Repeat each record below exactly, dropping the pictures.

[Start Material for this exercise]

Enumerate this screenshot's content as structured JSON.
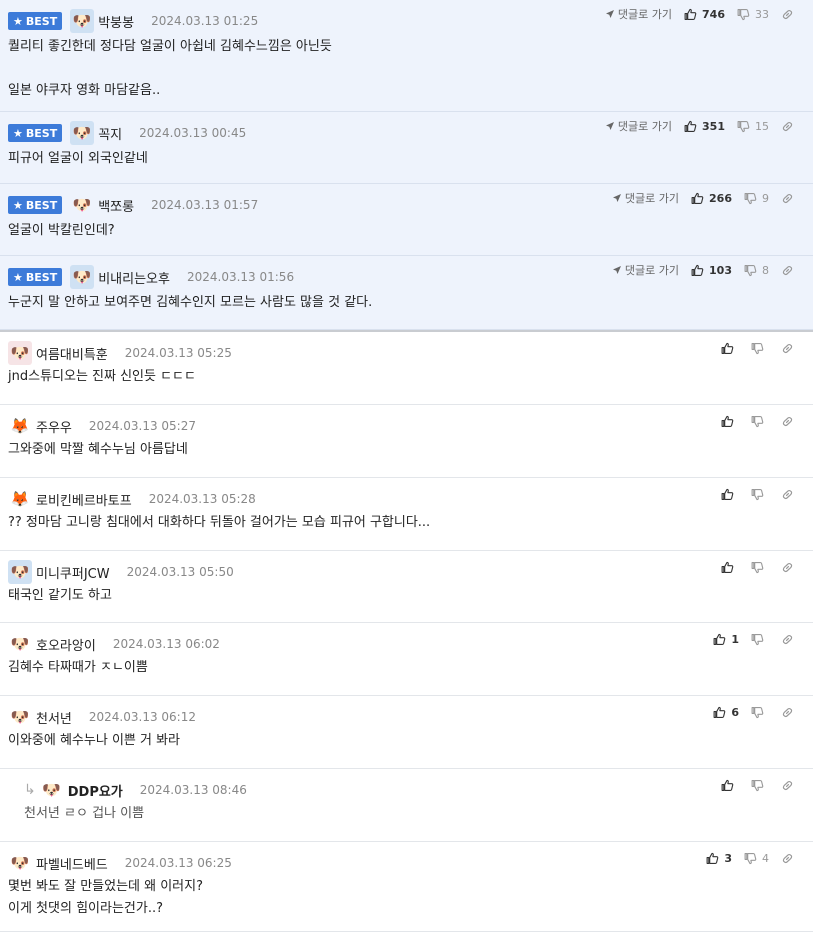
{
  "best_comments": [
    {
      "badge": "BEST",
      "nick": "박붕봉",
      "date": "2024.03.13 01:25",
      "body": "퀄리티 좋긴한데 정다담 얼굴이 아쉽네 김혜수느낌은 아닌듯\n\n일본 야쿠자 영화 마담같음..",
      "goto": "댓글로 가기",
      "likes": "746",
      "dislikes": "33",
      "avatar": "bluedog"
    },
    {
      "badge": "BEST",
      "nick": "꼭지",
      "date": "2024.03.13 00:45",
      "body": "피규어 얼굴이 외국인같네",
      "goto": "댓글로 가기",
      "likes": "351",
      "dislikes": "15",
      "avatar": "bluedog"
    },
    {
      "badge": "BEST",
      "nick": "백쪼롱",
      "date": "2024.03.13 01:57",
      "body": "얼굴이 박칼린인데?",
      "goto": "댓글로 가기",
      "likes": "266",
      "dislikes": "9",
      "avatar": "puppy"
    },
    {
      "badge": "BEST",
      "nick": "비내리는오후",
      "date": "2024.03.13 01:56",
      "body": "누군지 말 안하고 보여주면 김혜수인지 모르는 사람도 많을 것 같다.",
      "goto": "댓글로 가기",
      "likes": "103",
      "dislikes": "8",
      "avatar": "bluedog"
    }
  ],
  "comments": [
    {
      "nick": "여름대비특훈",
      "date": "2024.03.13 05:25",
      "body": "jnd스튜디오는 진짜 신인듯 ㄷㄷㄷ",
      "likes": "",
      "dislikes": "",
      "avatar": "pink"
    },
    {
      "nick": "주우우",
      "date": "2024.03.13 05:27",
      "body": "그와중에 막짤 혜수누님 아름답네",
      "likes": "",
      "dislikes": "",
      "avatar": "fox"
    },
    {
      "nick": "로비킨베르바토프",
      "date": "2024.03.13 05:28",
      "body": "?? 정마담 고니랑 침대에서 대화하다 뒤돌아 걸어가는 모습 피규어 구합니다...",
      "likes": "",
      "dislikes": "",
      "avatar": "fox"
    },
    {
      "nick": "미니쿠퍼JCW",
      "date": "2024.03.13 05:50",
      "body": "태국인 같기도 하고",
      "likes": "",
      "dislikes": "",
      "avatar": "bluedog"
    },
    {
      "nick": "호오라앙이",
      "date": "2024.03.13 06:02",
      "body": "김혜수 타짜때가 ㅈㄴ이쁨",
      "likes": "1",
      "dislikes": "",
      "avatar": "puppy"
    },
    {
      "nick": "천서년",
      "date": "2024.03.13 06:12",
      "body": "이와중에 혜수누나 이쁜 거 봐라",
      "likes": "6",
      "dislikes": "",
      "avatar": "puppy"
    },
    {
      "nick": "DDP요가",
      "date": "2024.03.13 08:46",
      "body": "천서년 ㄹㅇ 겁나 이쁨",
      "likes": "",
      "dislikes": "",
      "avatar": "puppy",
      "reply": true
    },
    {
      "nick": "파벨네드베드",
      "date": "2024.03.13 06:25",
      "body": "몇번 봐도 잘 만들었는데 왜 이러지?\n이게 첫댓의 힘이라는건가..?",
      "likes": "3",
      "dislikes": "4",
      "avatar": "puppy"
    }
  ]
}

[End Material for this exercise]

__Exercise solution__
Enumerate this screenshot's content as structured JSON.
{
  "best_comments": [
    {
      "badge": "BEST",
      "nick": "박붕봉",
      "date": "2024.03.13 01:25",
      "body": "퀄리티 좋긴한데 정다담 얼굴이 아쉽네 김혜수느낌은 아닌듯\n\n일본 야쿠자 영화 마담같음..",
      "goto": "댓글로 가기",
      "likes": "746",
      "dislikes": "33",
      "avatar": "bluedog"
    },
    {
      "badge": "BEST",
      "nick": "꼭지",
      "date": "2024.03.13 00:45",
      "body": "피규어 얼굴이 외국인같네",
      "goto": "댓글로 가기",
      "likes": "351",
      "dislikes": "15",
      "avatar": "bluedog"
    },
    {
      "badge": "BEST",
      "nick": "백쪼롱",
      "date": "2024.03.13 01:57",
      "body": "얼굴이 박칼린인데?",
      "goto": "댓글로 가기",
      "likes": "266",
      "dislikes": "9",
      "avatar": "puppy"
    },
    {
      "badge": "BEST",
      "nick": "비내리는오후",
      "date": "2024.03.13 01:56",
      "body": "누군지 말 안하고 보여주면 김혜수인지 모르는 사람도 많을 것 같다.",
      "goto": "댓글로 가기",
      "likes": "103",
      "dislikes": "8",
      "avatar": "bluedog"
    }
  ],
  "comments": [
    {
      "nick": "여름대비특훈",
      "date": "2024.03.13 05:25",
      "body": "jnd스튜디오는 진짜 신인듯 ㄷㄷㄷ",
      "likes": "",
      "dislikes": "",
      "avatar": "pink"
    },
    {
      "nick": "주우우",
      "date": "2024.03.13 05:27",
      "body": "그와중에 막짤 혜수누님 아름답네",
      "likes": "",
      "dislikes": "",
      "avatar": "fox"
    },
    {
      "nick": "로비킨베르바토프",
      "date": "2024.03.13 05:28",
      "body": "?? 정마담 고니랑 침대에서 대화하다 뒤돌아 걸어가는 모습 피규어 구합니다...",
      "likes": "",
      "dislikes": "",
      "avatar": "fox"
    },
    {
      "nick": "미니쿠퍼JCW",
      "date": "2024.03.13 05:50",
      "body": "태국인 같기도 하고",
      "likes": "",
      "dislikes": "",
      "avatar": "bluedog"
    },
    {
      "nick": "호오라앙이",
      "date": "2024.03.13 06:02",
      "body": "김혜수 타짜때가 ㅈㄴ이쁨",
      "likes": "1",
      "dislikes": "",
      "avatar": "puppy"
    },
    {
      "nick": "천서년",
      "date": "2024.03.13 06:12",
      "body": "이와중에 혜수누나 이쁜 거 봐라",
      "likes": "6",
      "dislikes": "",
      "avatar": "puppy"
    },
    {
      "nick": "DDP요가",
      "date": "2024.03.13 08:46",
      "body": "천서년 ㄹㅇ 겁나 이쁨",
      "likes": "",
      "dislikes": "",
      "avatar": "puppy",
      "reply": true
    },
    {
      "nick": "파벨네드베드",
      "date": "2024.03.13 06:25",
      "body": "몇번 봐도 잘 만들었는데 왜 이러지?\n이게 첫댓의 힘이라는건가..?",
      "likes": "3",
      "dislikes": "4",
      "avatar": "puppy"
    }
  ]
}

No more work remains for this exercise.